DO THIS:
Go through the data and copy every line exactly, but not the images.

DATASET ENTRIES:
begin
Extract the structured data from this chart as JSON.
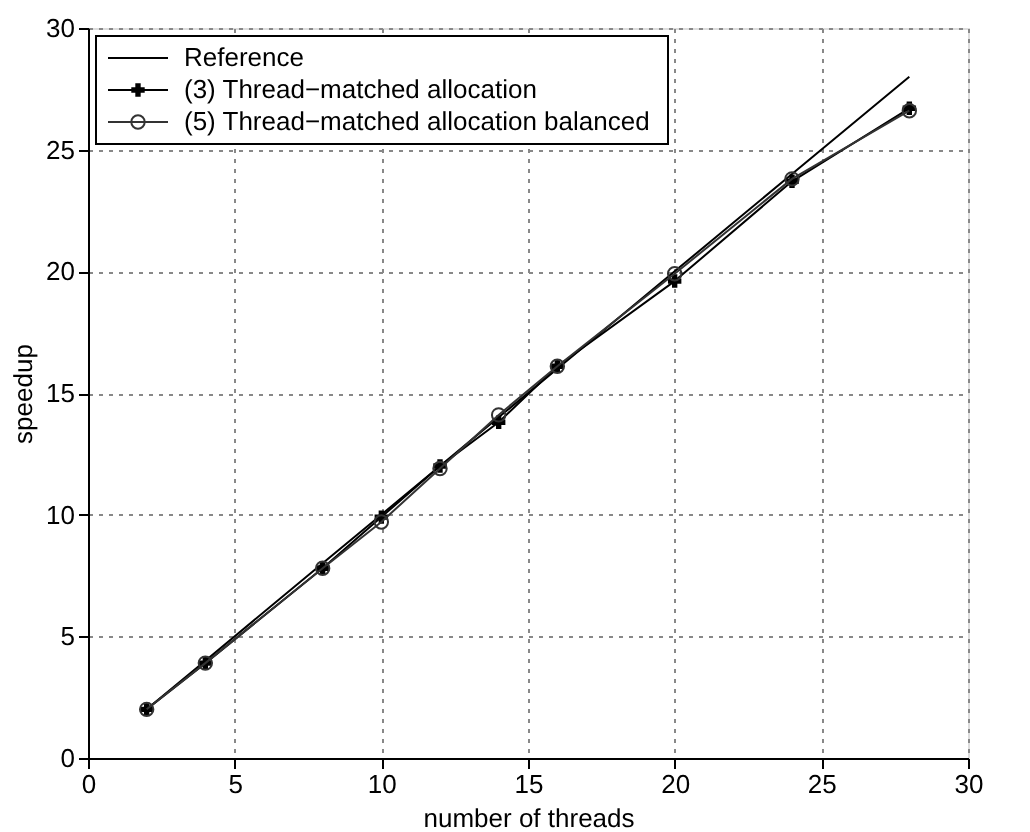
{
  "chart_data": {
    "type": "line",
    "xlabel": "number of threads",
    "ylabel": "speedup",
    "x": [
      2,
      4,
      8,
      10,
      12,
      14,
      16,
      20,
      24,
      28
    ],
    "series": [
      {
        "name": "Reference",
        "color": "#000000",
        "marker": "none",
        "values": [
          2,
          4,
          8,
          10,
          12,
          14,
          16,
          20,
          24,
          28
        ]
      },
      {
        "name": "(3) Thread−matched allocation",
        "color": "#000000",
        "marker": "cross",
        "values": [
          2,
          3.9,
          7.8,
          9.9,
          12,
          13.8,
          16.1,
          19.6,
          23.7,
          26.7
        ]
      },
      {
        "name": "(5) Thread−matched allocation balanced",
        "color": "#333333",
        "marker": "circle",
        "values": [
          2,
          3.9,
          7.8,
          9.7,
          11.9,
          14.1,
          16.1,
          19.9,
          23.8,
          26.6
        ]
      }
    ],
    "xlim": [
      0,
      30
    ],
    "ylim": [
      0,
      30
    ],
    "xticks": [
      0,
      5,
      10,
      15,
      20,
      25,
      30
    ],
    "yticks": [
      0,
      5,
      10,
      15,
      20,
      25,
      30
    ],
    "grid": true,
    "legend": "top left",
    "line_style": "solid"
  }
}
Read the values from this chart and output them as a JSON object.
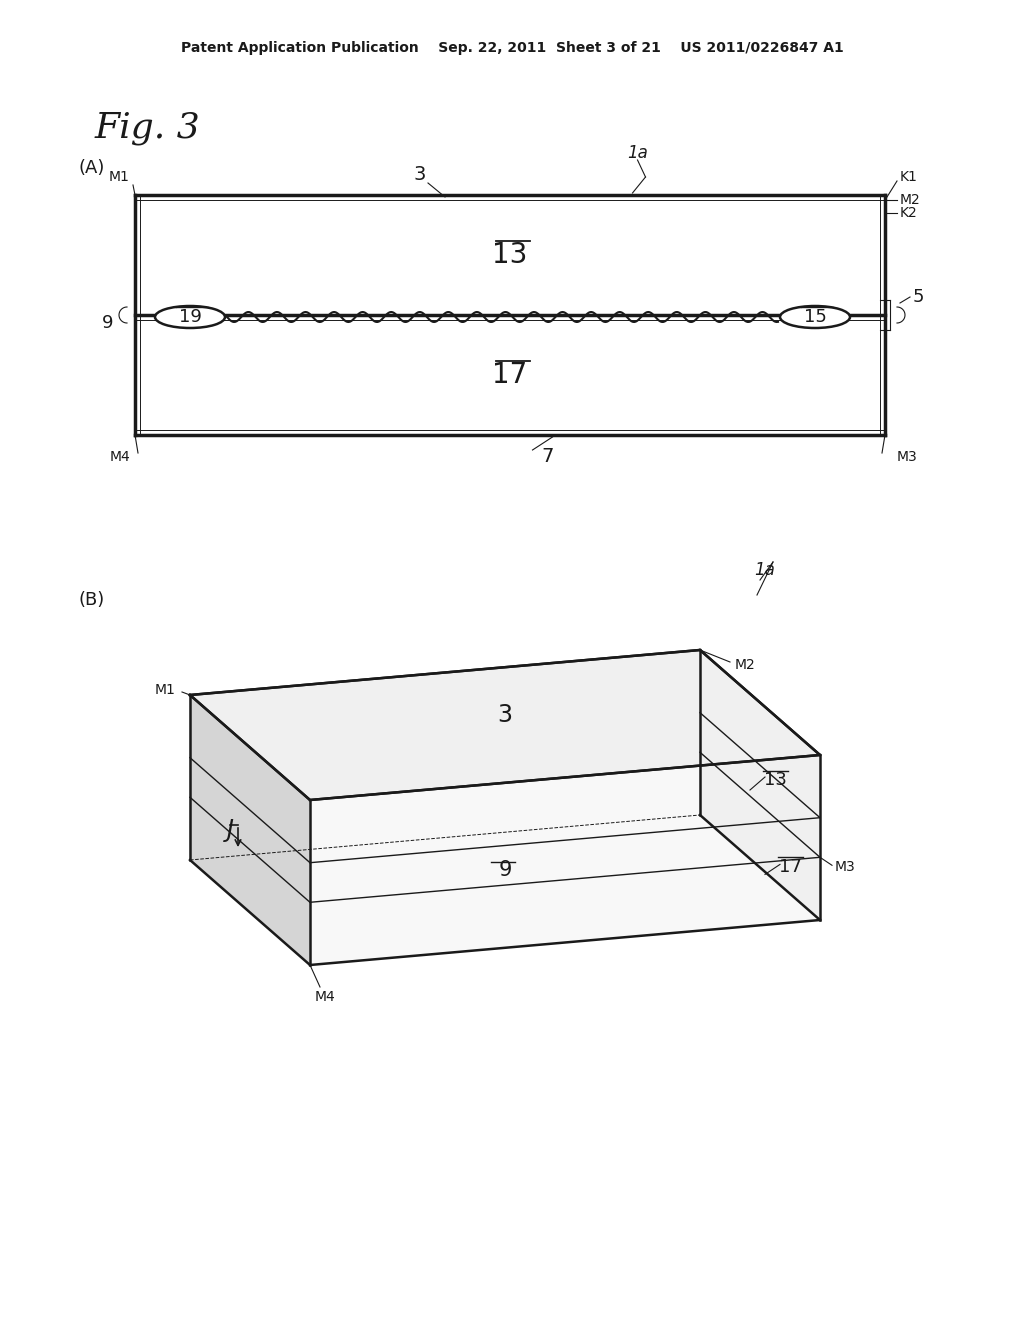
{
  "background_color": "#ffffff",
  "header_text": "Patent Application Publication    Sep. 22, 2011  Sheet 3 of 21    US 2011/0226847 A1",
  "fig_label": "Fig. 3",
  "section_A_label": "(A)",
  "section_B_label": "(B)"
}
end
TASK OUTPUT:
Extract the structured data from this chart as JSON.
{
  "chart_data": {
    "type": "line",
    "xlabel": "number of threads",
    "ylabel": "speedup",
    "x": [
      2,
      4,
      8,
      10,
      12,
      14,
      16,
      20,
      24,
      28
    ],
    "series": [
      {
        "name": "Reference",
        "color": "#000000",
        "marker": "none",
        "values": [
          2,
          4,
          8,
          10,
          12,
          14,
          16,
          20,
          24,
          28
        ]
      },
      {
        "name": "(3) Thread−matched allocation",
        "color": "#000000",
        "marker": "cross",
        "values": [
          2,
          3.9,
          7.8,
          9.9,
          12,
          13.8,
          16.1,
          19.6,
          23.7,
          26.7
        ]
      },
      {
        "name": "(5) Thread−matched allocation balanced",
        "color": "#333333",
        "marker": "circle",
        "values": [
          2,
          3.9,
          7.8,
          9.7,
          11.9,
          14.1,
          16.1,
          19.9,
          23.8,
          26.6
        ]
      }
    ],
    "xlim": [
      0,
      30
    ],
    "ylim": [
      0,
      30
    ],
    "xticks": [
      0,
      5,
      10,
      15,
      20,
      25,
      30
    ],
    "yticks": [
      0,
      5,
      10,
      15,
      20,
      25,
      30
    ],
    "grid": true,
    "legend": "top left",
    "line_style": "solid"
  }
}
Read the values from this chart and output them as a JSON object.
{
  "background_color": "#ffffff",
  "header_text": "Patent Application Publication    Sep. 22, 2011  Sheet 3 of 21    US 2011/0226847 A1",
  "fig_label": "Fig. 3",
  "section_A_label": "(A)",
  "section_B_label": "(B)"
}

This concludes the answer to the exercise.